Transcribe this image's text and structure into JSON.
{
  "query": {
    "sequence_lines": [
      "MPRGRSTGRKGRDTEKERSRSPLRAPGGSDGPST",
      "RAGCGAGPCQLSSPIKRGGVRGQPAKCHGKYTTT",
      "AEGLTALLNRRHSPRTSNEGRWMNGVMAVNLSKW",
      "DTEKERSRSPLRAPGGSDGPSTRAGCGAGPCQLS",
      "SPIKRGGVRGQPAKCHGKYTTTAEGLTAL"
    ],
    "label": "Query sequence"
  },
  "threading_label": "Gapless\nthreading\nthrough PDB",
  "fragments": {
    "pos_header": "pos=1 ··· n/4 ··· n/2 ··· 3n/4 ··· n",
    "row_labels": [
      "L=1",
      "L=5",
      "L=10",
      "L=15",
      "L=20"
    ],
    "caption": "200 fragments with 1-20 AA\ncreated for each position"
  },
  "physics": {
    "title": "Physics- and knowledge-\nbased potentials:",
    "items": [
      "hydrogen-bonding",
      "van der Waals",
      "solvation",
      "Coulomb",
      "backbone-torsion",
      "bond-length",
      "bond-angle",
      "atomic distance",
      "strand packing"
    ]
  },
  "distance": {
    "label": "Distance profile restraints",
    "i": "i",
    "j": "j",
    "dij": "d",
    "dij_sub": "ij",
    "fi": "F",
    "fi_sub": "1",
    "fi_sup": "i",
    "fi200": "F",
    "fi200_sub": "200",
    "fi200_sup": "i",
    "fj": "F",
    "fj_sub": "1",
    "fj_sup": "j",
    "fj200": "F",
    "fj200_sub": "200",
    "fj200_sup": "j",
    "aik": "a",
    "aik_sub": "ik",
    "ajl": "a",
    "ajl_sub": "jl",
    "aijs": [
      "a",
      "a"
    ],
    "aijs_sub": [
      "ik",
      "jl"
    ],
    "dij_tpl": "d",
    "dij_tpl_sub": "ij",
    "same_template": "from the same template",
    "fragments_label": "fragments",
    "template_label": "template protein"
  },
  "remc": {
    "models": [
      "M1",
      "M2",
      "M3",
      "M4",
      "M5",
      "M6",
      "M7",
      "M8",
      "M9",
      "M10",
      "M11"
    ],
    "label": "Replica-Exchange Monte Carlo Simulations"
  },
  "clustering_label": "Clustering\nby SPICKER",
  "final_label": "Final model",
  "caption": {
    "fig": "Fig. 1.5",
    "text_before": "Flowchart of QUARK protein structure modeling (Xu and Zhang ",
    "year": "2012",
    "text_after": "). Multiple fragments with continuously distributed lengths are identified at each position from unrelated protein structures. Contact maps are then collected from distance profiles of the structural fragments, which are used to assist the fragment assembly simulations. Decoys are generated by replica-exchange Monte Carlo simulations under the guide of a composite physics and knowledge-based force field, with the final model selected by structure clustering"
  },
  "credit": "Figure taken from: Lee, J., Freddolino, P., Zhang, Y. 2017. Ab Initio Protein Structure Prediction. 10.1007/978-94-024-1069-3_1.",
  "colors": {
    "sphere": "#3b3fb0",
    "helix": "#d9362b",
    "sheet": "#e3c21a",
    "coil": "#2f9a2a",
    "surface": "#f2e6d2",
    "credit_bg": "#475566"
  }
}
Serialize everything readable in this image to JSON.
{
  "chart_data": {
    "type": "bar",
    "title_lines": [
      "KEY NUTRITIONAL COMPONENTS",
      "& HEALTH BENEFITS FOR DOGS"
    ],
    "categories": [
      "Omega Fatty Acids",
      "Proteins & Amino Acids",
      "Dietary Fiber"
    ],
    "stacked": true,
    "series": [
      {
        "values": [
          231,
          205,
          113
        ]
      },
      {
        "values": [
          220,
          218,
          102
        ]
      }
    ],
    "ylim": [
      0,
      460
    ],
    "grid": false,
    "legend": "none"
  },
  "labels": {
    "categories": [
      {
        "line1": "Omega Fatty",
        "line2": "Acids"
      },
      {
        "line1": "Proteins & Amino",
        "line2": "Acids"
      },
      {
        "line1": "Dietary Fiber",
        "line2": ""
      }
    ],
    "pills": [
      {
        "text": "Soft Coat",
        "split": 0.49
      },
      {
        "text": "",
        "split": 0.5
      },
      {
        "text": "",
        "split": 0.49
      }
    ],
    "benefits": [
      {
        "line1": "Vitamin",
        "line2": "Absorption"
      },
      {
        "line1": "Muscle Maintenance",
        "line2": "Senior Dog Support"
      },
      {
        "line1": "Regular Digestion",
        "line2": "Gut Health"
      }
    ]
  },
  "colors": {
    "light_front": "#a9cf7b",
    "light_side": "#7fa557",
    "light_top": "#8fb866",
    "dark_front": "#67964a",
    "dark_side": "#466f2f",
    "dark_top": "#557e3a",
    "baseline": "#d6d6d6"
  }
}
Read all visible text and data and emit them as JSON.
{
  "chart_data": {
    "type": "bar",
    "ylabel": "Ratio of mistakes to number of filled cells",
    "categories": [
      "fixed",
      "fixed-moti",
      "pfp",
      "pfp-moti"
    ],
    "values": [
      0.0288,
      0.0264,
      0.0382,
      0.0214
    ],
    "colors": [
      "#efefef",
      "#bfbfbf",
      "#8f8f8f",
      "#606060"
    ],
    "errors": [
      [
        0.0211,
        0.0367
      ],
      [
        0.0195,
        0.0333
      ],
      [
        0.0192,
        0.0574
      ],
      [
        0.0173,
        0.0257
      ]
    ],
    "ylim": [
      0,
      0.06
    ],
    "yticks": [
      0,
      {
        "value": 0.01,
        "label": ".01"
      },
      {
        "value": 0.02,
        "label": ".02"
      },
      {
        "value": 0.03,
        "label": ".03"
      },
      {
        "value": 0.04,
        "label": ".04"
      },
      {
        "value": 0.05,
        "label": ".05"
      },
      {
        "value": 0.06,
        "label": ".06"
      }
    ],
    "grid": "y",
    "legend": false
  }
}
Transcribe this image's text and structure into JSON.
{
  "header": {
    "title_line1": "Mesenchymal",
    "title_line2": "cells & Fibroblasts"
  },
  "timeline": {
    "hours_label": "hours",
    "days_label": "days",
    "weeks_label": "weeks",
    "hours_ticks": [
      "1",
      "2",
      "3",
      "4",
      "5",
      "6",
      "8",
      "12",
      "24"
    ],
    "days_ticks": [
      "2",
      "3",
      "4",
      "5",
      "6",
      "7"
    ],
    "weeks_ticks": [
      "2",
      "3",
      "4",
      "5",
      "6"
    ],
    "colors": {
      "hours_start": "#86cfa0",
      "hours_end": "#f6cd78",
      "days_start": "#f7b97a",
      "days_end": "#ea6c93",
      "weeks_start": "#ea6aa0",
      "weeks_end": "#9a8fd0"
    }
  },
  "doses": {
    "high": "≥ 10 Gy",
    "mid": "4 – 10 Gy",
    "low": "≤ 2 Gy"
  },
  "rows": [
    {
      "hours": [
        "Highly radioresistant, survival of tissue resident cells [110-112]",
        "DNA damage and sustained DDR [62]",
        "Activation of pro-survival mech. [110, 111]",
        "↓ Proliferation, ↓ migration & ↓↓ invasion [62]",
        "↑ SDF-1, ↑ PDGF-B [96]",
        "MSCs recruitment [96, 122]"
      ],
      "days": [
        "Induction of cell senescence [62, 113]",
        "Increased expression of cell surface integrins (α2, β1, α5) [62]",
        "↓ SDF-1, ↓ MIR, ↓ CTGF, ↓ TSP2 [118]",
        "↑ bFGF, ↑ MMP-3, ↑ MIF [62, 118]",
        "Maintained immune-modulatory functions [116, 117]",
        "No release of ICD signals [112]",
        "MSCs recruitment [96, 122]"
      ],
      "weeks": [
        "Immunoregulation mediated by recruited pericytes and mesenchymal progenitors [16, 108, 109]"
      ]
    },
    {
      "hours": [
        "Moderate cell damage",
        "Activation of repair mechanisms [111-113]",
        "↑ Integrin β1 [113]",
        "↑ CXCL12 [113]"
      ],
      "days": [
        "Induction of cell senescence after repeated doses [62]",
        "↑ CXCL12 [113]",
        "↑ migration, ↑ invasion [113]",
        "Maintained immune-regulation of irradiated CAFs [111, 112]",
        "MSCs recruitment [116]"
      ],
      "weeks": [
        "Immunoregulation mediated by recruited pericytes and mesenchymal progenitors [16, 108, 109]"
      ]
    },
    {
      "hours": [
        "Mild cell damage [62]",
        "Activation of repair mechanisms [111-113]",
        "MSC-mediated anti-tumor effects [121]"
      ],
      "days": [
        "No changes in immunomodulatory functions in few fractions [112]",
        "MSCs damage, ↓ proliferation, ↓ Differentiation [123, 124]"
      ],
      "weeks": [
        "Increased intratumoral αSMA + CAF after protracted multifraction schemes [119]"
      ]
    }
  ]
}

++++++++

Problem to work on:
Collect, from the material above, every line containing the word "Omega".

Your response:
      "Omega Fatty Acids",
        "line1": "Omega Fatty",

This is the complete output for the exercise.